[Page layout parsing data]

========

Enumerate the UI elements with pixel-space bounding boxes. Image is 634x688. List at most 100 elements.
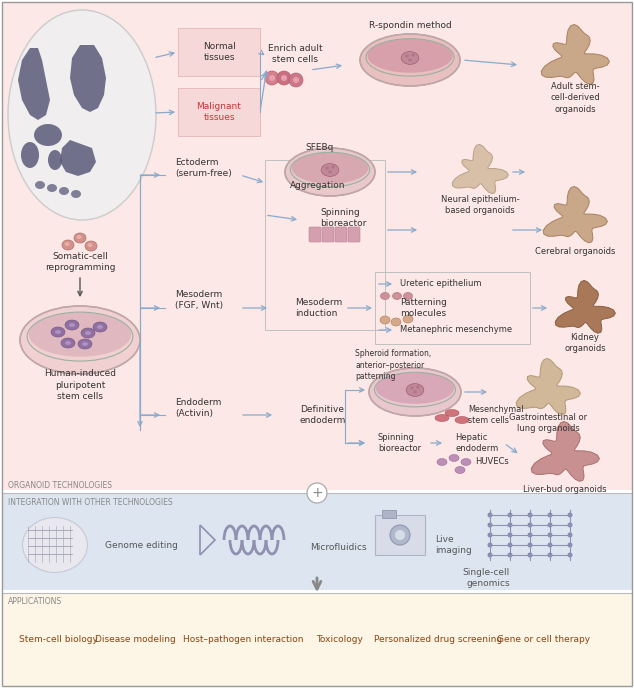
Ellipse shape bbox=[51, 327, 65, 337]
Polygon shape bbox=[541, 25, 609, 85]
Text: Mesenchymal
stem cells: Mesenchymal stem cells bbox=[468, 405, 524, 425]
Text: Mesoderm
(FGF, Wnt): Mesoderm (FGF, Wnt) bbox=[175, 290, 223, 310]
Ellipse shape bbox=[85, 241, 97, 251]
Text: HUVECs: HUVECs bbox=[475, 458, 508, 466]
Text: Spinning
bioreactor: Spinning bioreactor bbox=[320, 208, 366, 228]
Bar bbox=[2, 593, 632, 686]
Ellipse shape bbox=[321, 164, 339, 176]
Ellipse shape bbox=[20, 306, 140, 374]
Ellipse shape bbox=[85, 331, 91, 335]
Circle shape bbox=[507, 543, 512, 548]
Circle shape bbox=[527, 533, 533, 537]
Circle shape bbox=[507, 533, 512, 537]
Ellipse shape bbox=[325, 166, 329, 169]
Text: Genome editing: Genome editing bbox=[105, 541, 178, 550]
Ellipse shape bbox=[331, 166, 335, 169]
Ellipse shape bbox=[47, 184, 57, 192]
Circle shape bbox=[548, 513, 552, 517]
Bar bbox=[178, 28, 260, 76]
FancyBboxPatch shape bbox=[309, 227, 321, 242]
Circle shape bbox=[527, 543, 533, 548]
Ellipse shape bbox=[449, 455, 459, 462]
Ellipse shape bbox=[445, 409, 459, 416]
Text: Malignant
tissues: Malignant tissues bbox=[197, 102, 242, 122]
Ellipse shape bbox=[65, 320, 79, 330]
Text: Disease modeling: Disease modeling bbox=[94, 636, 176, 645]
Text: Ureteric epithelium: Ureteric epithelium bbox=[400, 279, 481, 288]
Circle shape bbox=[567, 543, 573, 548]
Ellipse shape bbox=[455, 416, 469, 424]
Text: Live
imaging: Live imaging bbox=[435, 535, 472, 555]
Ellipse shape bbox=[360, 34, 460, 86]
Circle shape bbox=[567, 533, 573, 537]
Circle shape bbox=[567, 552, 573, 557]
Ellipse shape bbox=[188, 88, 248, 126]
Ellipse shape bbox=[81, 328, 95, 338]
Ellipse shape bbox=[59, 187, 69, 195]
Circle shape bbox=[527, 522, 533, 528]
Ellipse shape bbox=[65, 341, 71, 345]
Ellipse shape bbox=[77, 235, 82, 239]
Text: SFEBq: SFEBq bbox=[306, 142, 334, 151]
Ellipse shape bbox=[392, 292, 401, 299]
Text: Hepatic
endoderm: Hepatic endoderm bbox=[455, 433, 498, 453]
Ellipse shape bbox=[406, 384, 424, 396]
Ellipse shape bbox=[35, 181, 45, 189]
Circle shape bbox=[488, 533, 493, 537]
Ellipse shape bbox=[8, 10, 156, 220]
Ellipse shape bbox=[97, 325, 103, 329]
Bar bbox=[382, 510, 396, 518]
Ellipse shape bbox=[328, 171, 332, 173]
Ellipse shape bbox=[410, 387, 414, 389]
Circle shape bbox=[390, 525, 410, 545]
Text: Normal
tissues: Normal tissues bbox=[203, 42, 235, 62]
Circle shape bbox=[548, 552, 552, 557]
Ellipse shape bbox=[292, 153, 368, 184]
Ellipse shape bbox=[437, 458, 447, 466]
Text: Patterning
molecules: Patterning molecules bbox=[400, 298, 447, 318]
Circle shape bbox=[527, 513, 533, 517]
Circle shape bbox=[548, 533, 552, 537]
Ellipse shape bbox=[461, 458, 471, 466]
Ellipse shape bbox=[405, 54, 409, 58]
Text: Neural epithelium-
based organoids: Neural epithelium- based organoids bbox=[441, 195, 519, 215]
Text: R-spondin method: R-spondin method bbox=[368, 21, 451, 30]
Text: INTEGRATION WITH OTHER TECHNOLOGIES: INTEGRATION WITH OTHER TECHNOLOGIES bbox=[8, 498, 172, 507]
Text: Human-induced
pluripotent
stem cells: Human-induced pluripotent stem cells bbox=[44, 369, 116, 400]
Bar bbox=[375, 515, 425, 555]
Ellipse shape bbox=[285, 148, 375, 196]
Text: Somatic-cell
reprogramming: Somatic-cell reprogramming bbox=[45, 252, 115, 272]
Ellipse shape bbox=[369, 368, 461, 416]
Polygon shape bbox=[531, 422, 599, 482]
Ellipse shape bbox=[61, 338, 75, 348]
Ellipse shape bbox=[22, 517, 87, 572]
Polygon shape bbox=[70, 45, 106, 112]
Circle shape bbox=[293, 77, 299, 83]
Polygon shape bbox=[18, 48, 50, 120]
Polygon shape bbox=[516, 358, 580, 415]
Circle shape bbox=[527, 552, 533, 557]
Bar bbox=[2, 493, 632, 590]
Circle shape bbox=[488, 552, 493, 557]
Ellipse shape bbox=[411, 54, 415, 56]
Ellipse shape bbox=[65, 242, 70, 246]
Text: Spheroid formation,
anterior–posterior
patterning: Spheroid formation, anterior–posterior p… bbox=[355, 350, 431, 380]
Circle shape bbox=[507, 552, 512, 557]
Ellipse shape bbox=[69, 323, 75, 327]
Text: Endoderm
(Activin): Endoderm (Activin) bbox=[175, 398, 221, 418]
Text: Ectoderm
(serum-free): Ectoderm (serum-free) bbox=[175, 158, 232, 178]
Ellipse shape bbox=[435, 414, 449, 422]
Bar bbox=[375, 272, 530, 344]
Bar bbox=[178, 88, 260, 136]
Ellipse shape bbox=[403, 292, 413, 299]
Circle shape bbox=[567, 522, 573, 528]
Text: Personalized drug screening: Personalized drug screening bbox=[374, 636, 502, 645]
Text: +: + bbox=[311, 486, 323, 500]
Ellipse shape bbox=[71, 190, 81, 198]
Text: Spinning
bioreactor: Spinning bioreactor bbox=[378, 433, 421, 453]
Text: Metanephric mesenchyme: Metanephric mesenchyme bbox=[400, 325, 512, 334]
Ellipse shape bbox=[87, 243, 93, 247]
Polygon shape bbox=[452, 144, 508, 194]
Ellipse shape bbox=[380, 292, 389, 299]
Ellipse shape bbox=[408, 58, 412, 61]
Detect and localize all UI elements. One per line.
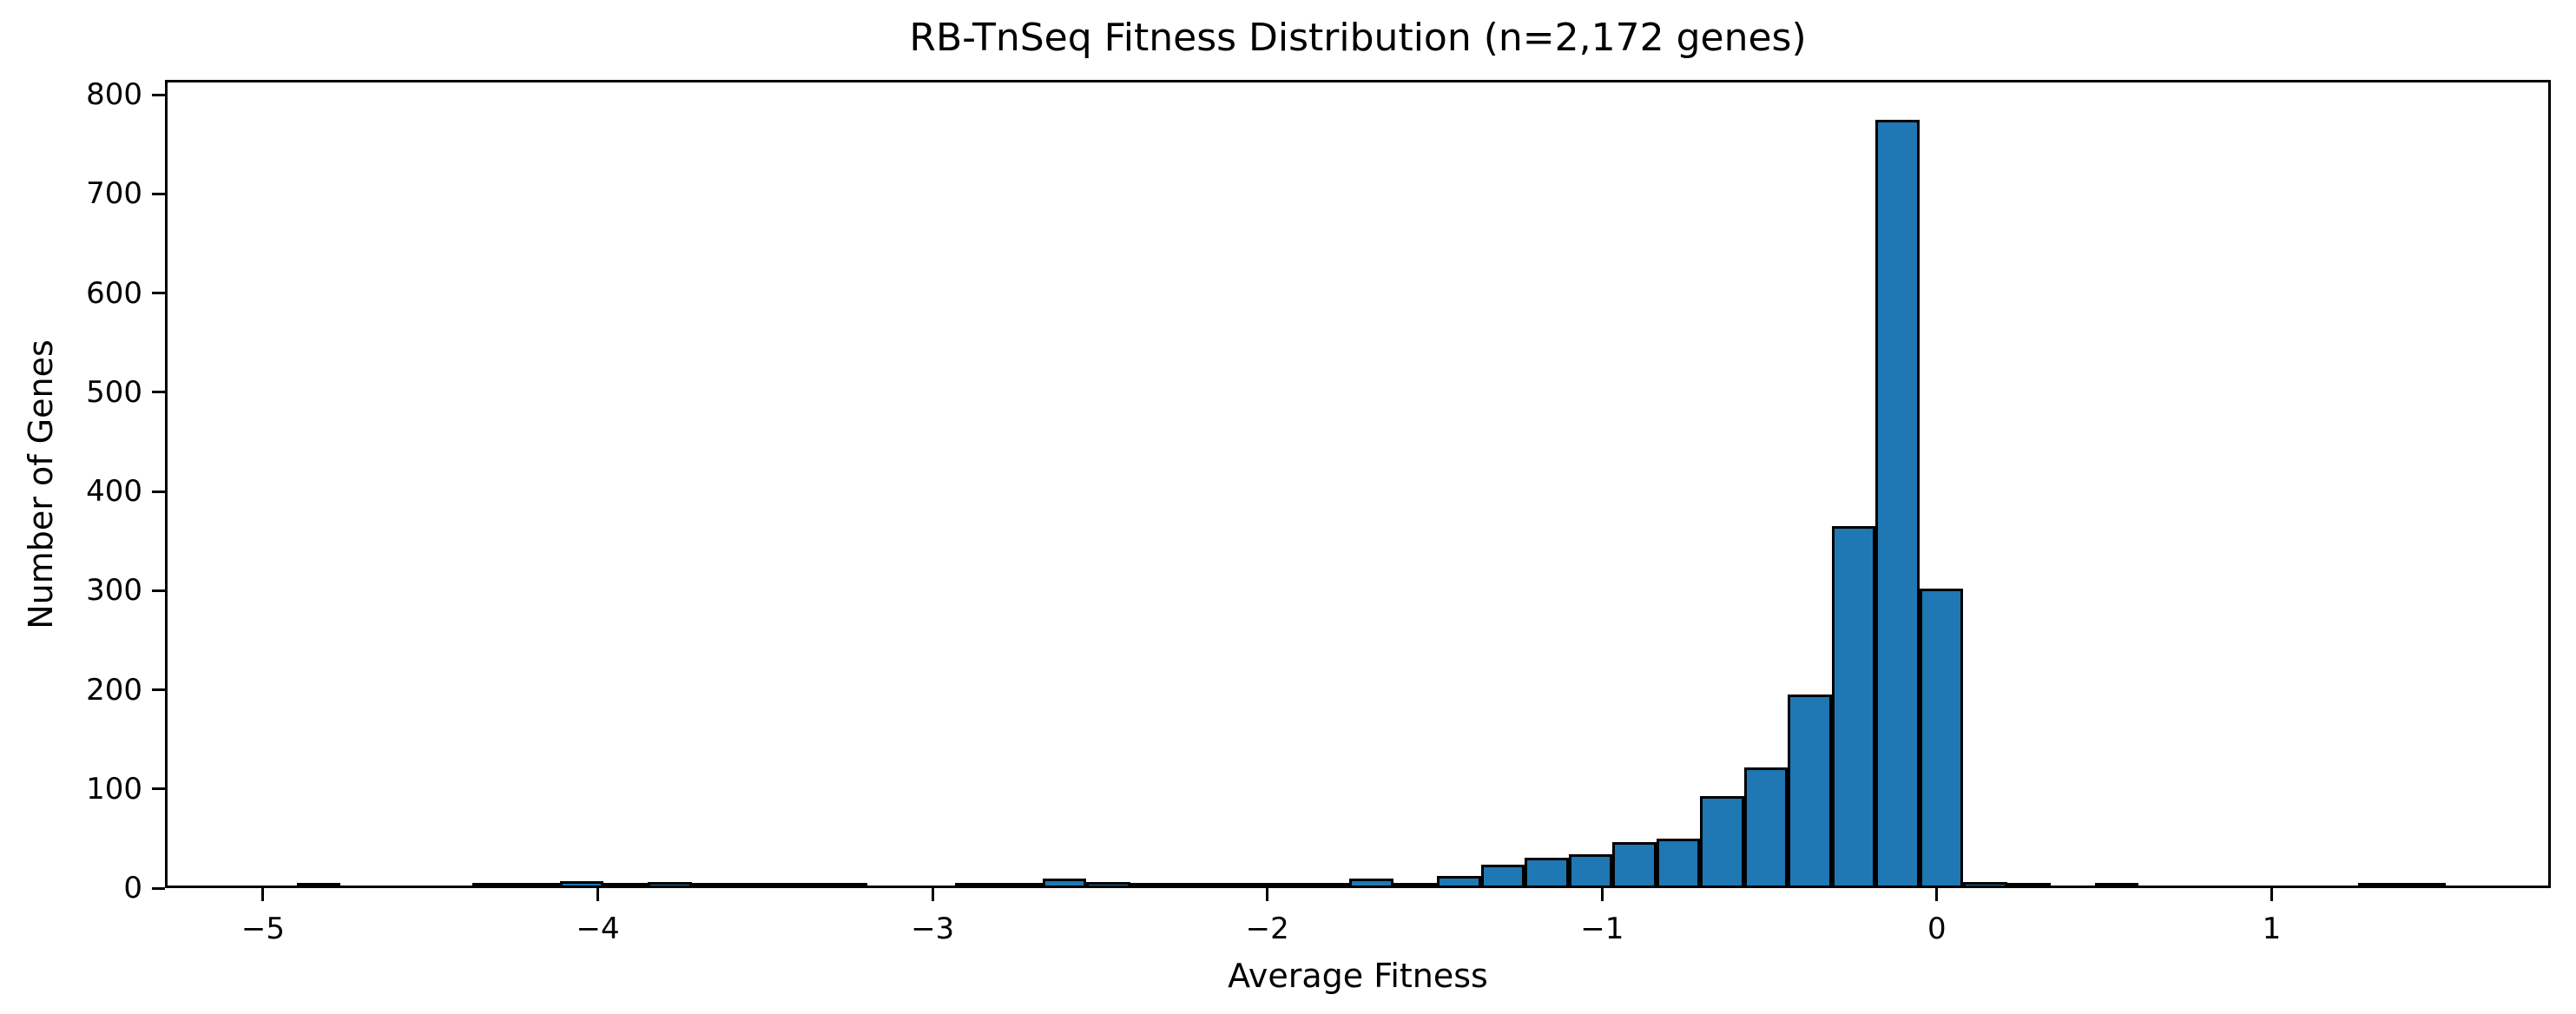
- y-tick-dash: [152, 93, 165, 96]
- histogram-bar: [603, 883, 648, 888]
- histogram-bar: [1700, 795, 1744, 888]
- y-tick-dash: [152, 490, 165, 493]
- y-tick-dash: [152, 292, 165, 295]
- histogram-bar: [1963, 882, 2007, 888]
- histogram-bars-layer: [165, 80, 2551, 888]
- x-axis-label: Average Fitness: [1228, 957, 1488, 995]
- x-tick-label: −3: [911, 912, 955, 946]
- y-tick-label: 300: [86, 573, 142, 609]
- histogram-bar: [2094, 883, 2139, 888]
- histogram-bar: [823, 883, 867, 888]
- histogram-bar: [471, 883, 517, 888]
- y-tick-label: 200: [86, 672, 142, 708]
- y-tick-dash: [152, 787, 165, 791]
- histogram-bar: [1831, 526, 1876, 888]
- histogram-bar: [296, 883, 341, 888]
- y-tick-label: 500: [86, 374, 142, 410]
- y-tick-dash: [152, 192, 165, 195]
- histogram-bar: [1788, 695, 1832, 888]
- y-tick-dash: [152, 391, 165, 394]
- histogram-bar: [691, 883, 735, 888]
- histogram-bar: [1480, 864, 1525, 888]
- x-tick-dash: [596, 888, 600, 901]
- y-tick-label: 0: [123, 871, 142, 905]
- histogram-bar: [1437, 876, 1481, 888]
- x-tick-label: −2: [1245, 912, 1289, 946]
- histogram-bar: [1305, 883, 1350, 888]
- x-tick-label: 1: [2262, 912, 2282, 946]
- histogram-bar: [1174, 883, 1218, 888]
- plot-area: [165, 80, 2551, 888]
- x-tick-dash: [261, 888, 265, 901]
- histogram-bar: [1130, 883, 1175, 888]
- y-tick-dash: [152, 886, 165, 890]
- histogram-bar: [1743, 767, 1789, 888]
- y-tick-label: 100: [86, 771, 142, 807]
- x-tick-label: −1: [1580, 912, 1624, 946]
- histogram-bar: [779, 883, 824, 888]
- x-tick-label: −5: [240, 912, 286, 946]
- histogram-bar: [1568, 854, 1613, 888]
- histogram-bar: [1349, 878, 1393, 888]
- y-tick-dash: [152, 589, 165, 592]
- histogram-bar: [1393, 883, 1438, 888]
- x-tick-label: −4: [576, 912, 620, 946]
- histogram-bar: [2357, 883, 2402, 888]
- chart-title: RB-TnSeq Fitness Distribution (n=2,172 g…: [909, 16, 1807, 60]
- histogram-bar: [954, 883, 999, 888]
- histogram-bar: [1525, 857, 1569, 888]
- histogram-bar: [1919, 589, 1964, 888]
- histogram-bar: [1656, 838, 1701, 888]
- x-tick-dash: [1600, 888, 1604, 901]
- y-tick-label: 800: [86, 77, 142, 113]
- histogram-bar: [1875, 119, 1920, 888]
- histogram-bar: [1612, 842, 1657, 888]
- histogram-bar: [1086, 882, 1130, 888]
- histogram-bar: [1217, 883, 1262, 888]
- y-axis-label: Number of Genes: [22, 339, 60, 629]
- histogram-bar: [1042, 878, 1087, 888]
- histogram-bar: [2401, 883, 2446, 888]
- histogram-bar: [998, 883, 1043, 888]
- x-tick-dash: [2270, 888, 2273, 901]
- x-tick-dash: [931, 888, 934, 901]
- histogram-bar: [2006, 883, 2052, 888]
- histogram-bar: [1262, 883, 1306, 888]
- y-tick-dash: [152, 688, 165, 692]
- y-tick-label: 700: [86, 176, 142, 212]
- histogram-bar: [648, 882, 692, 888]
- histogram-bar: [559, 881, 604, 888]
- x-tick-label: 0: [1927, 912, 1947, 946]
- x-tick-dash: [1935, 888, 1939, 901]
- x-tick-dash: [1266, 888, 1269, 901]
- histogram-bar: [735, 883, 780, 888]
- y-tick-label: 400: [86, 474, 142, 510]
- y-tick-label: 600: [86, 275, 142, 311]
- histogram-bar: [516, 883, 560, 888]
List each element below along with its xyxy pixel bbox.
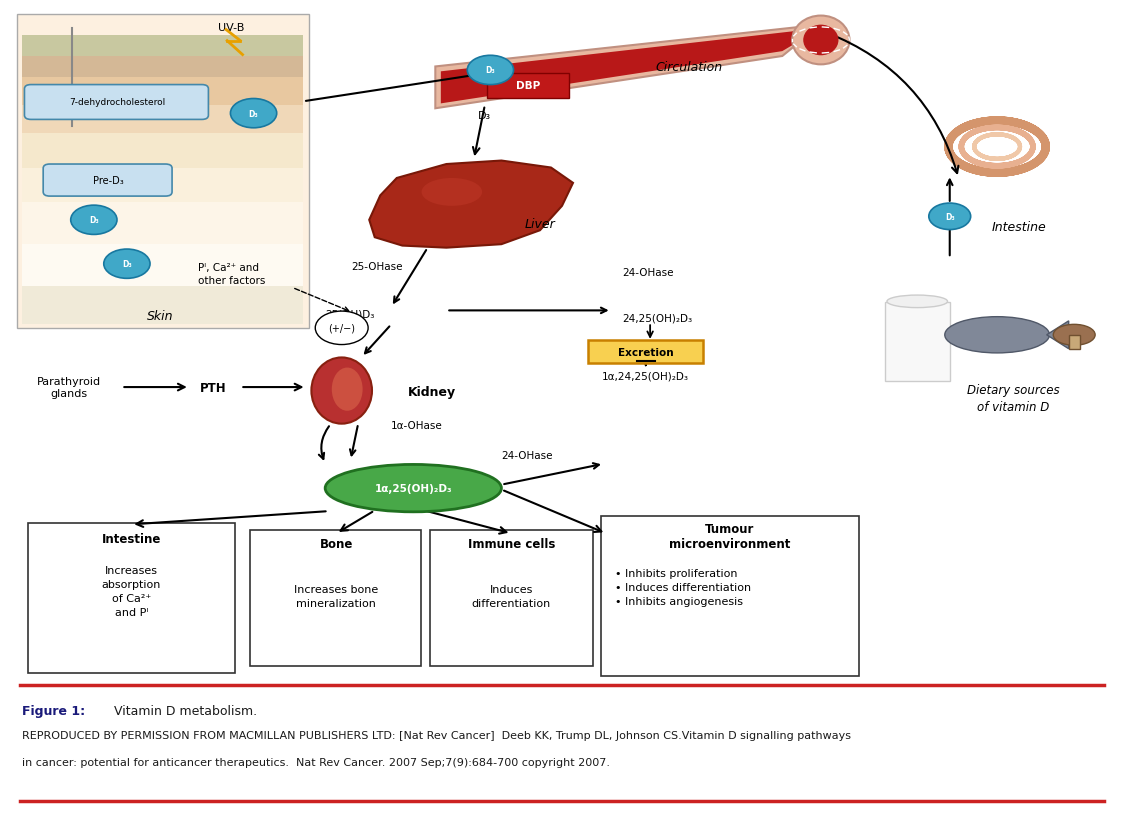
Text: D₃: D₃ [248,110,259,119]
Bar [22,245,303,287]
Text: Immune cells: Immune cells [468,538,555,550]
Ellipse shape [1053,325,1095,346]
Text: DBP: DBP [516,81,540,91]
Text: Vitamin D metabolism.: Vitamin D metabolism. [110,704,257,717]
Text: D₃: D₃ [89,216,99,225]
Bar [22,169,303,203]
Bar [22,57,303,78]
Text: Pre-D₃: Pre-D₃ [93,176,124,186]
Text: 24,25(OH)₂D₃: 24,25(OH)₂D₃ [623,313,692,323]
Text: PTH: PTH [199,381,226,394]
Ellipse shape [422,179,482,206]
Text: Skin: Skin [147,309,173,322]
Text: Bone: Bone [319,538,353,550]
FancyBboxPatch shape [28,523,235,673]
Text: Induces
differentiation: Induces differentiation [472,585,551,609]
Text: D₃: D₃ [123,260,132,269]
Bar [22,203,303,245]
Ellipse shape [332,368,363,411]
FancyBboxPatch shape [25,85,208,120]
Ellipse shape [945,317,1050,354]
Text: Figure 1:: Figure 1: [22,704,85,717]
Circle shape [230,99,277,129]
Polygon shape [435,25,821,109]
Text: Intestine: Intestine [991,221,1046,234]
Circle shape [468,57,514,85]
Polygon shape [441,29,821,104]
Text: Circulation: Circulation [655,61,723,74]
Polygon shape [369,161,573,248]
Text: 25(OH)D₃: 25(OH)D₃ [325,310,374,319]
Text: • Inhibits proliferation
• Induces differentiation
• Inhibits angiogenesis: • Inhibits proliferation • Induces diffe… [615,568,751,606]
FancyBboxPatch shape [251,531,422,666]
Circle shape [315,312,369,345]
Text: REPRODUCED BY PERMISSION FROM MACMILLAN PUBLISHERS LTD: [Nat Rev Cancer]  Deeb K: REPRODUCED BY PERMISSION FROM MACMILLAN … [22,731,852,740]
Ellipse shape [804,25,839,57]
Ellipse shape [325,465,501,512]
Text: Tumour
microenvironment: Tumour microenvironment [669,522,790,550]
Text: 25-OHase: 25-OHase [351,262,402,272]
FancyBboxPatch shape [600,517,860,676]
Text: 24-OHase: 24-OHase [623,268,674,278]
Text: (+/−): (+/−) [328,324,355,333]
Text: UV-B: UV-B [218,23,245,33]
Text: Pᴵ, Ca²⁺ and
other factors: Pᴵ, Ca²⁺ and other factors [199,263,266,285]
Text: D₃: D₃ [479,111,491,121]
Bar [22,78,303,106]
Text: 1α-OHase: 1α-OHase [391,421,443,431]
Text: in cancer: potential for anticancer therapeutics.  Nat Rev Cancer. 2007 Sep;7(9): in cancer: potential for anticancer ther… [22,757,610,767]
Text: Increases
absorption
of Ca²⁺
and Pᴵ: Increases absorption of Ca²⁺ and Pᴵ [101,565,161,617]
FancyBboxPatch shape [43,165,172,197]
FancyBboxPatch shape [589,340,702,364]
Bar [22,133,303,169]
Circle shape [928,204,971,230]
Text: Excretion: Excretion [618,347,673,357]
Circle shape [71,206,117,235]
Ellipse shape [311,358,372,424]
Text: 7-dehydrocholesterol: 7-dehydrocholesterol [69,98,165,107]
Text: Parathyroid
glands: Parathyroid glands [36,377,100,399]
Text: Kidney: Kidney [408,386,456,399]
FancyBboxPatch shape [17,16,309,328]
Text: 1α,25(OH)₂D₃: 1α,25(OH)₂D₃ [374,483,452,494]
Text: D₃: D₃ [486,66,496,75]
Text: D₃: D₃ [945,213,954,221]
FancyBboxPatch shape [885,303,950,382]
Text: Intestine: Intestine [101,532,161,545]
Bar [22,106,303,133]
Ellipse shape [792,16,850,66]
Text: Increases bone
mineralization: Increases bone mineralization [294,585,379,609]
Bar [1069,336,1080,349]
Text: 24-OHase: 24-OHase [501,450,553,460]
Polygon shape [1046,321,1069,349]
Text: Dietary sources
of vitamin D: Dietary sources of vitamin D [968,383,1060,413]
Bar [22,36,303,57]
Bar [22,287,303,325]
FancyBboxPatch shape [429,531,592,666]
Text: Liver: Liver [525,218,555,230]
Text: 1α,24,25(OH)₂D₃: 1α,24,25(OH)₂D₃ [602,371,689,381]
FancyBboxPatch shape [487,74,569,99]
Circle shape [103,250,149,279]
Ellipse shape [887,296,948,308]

========

What is being asked —
Where a line in the records above contains the string "epithelium", return that line.

Reply to the exercise —
Text: Ureteric epithelium: Ureteric epithelium bbox=[400, 279, 481, 288]
Text: Neural epithelium-
based organoids: Neural epithelium- based organoids bbox=[441, 195, 519, 215]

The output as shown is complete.